(Data entries for graphics)

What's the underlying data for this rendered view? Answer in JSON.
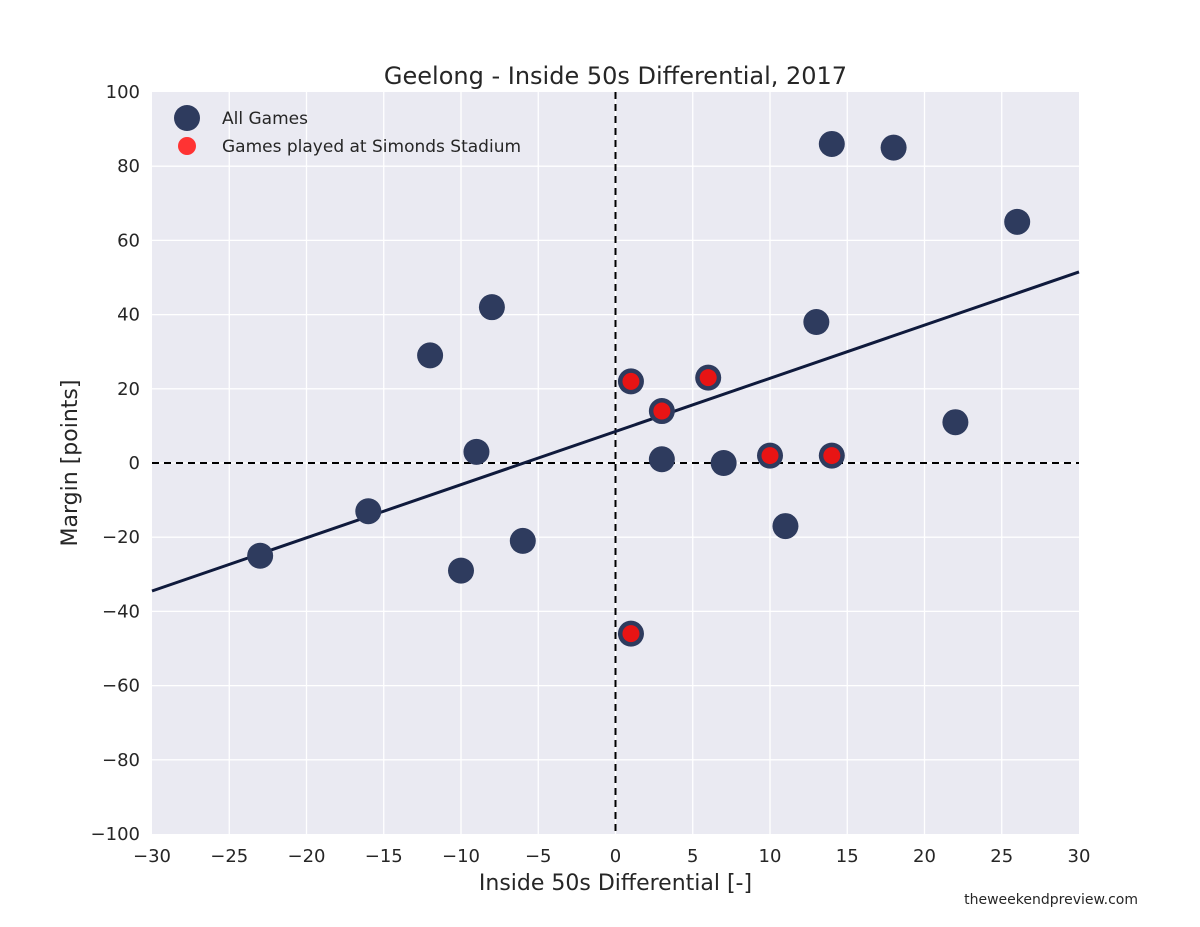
{
  "chart_data": {
    "type": "scatter",
    "title": "Geelong - Inside 50s Differential, 2017",
    "xlabel": "Inside 50s Differential [-]",
    "ylabel": "Margin [points]",
    "xlim": [
      -30,
      30
    ],
    "ylim": [
      -100,
      100
    ],
    "xticks": [
      -30,
      -25,
      -20,
      -15,
      -10,
      -5,
      0,
      5,
      10,
      15,
      20,
      25,
      30
    ],
    "yticks": [
      -100,
      -80,
      -60,
      -40,
      -20,
      0,
      20,
      40,
      60,
      80,
      100
    ],
    "xtick_labels": [
      "−30",
      "−25",
      "−20",
      "−15",
      "−10",
      "−5",
      "0",
      "5",
      "10",
      "15",
      "20",
      "25",
      "30"
    ],
    "ytick_labels": [
      "−100",
      "−80",
      "−60",
      "−40",
      "−20",
      "0",
      "20",
      "40",
      "60",
      "80",
      "100"
    ],
    "grid": true,
    "legend_position": "top-left",
    "series": [
      {
        "name": "All Games",
        "color": "#2e3b5e",
        "points": [
          {
            "x": -23,
            "y": -25
          },
          {
            "x": -16,
            "y": -13
          },
          {
            "x": -12,
            "y": 29
          },
          {
            "x": -10,
            "y": -29
          },
          {
            "x": -9,
            "y": 3
          },
          {
            "x": -8,
            "y": 42
          },
          {
            "x": -6,
            "y": -21
          },
          {
            "x": 1,
            "y": 22
          },
          {
            "x": 1,
            "y": -46
          },
          {
            "x": 3,
            "y": 14
          },
          {
            "x": 3,
            "y": 1
          },
          {
            "x": 6,
            "y": 23
          },
          {
            "x": 7,
            "y": 0
          },
          {
            "x": 10,
            "y": 2
          },
          {
            "x": 11,
            "y": -17
          },
          {
            "x": 13,
            "y": 38
          },
          {
            "x": 14,
            "y": 86
          },
          {
            "x": 14,
            "y": 2
          },
          {
            "x": 18,
            "y": 85
          },
          {
            "x": 22,
            "y": 11
          },
          {
            "x": 26,
            "y": 65
          }
        ]
      },
      {
        "name": "Games played at Simonds Stadium",
        "color": "#e81414",
        "points": [
          {
            "x": 1,
            "y": 22
          },
          {
            "x": 1,
            "y": -46
          },
          {
            "x": 3,
            "y": 14
          },
          {
            "x": 6,
            "y": 23
          },
          {
            "x": 10,
            "y": 2
          },
          {
            "x": 14,
            "y": 2
          }
        ]
      }
    ],
    "trendline": {
      "x": [
        -30,
        30
      ],
      "y": [
        -34.5,
        51.5
      ],
      "color": "#0f1a3c"
    },
    "reference_lines": {
      "x": 0,
      "y": 0,
      "style": "dashed",
      "color": "#000000"
    },
    "plot_background": "#eaeaf2"
  },
  "credit": "theweekendpreview.com"
}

§ Task prompt
Drop the images and quote the entries word for word.

§ Complete answer
What's the underlying data for this rendered view? Answer in JSON.
{
  "chart_data": {
    "type": "scatter",
    "title": "Geelong - Inside 50s Differential, 2017",
    "xlabel": "Inside 50s Differential [-]",
    "ylabel": "Margin [points]",
    "xlim": [
      -30,
      30
    ],
    "ylim": [
      -100,
      100
    ],
    "xticks": [
      -30,
      -25,
      -20,
      -15,
      -10,
      -5,
      0,
      5,
      10,
      15,
      20,
      25,
      30
    ],
    "yticks": [
      -100,
      -80,
      -60,
      -40,
      -20,
      0,
      20,
      40,
      60,
      80,
      100
    ],
    "xtick_labels": [
      "−30",
      "−25",
      "−20",
      "−15",
      "−10",
      "−5",
      "0",
      "5",
      "10",
      "15",
      "20",
      "25",
      "30"
    ],
    "ytick_labels": [
      "−100",
      "−80",
      "−60",
      "−40",
      "−20",
      "0",
      "20",
      "40",
      "60",
      "80",
      "100"
    ],
    "grid": true,
    "legend_position": "top-left",
    "series": [
      {
        "name": "All Games",
        "color": "#2e3b5e",
        "points": [
          {
            "x": -23,
            "y": -25
          },
          {
            "x": -16,
            "y": -13
          },
          {
            "x": -12,
            "y": 29
          },
          {
            "x": -10,
            "y": -29
          },
          {
            "x": -9,
            "y": 3
          },
          {
            "x": -8,
            "y": 42
          },
          {
            "x": -6,
            "y": -21
          },
          {
            "x": 1,
            "y": 22
          },
          {
            "x": 1,
            "y": -46
          },
          {
            "x": 3,
            "y": 14
          },
          {
            "x": 3,
            "y": 1
          },
          {
            "x": 6,
            "y": 23
          },
          {
            "x": 7,
            "y": 0
          },
          {
            "x": 10,
            "y": 2
          },
          {
            "x": 11,
            "y": -17
          },
          {
            "x": 13,
            "y": 38
          },
          {
            "x": 14,
            "y": 86
          },
          {
            "x": 14,
            "y": 2
          },
          {
            "x": 18,
            "y": 85
          },
          {
            "x": 22,
            "y": 11
          },
          {
            "x": 26,
            "y": 65
          }
        ]
      },
      {
        "name": "Games played at Simonds Stadium",
        "color": "#e81414",
        "points": [
          {
            "x": 1,
            "y": 22
          },
          {
            "x": 1,
            "y": -46
          },
          {
            "x": 3,
            "y": 14
          },
          {
            "x": 6,
            "y": 23
          },
          {
            "x": 10,
            "y": 2
          },
          {
            "x": 14,
            "y": 2
          }
        ]
      }
    ],
    "trendline": {
      "x": [
        -30,
        30
      ],
      "y": [
        -34.5,
        51.5
      ],
      "color": "#0f1a3c"
    },
    "reference_lines": {
      "x": 0,
      "y": 0,
      "style": "dashed",
      "color": "#000000"
    },
    "plot_background": "#eaeaf2"
  },
  "credit": "theweekendpreview.com"
}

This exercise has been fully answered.